Entries shown:
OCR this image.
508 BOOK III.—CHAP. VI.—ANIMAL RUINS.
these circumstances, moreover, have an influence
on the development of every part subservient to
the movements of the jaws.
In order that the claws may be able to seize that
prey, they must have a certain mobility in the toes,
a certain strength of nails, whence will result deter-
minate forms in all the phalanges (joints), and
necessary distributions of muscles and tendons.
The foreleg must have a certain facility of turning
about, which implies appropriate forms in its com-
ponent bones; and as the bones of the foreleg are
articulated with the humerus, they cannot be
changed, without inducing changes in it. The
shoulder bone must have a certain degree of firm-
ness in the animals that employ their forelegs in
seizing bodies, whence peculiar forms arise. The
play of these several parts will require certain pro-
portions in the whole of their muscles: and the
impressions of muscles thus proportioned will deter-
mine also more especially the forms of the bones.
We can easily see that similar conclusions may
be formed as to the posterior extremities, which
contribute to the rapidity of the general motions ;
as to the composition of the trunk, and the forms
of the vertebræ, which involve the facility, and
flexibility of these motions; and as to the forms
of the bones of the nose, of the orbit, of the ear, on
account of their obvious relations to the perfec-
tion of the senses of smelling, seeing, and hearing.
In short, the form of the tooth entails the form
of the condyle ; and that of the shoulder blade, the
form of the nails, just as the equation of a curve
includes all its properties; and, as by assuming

Requirements: Gather all lines where the word "that" appears.

Correct result:
In order that the claws may be able to seize that
ness in the animals that employ their forelegs in
We can easily see that similar conclusions may
of the condyle ; and that of the shoulder blade, the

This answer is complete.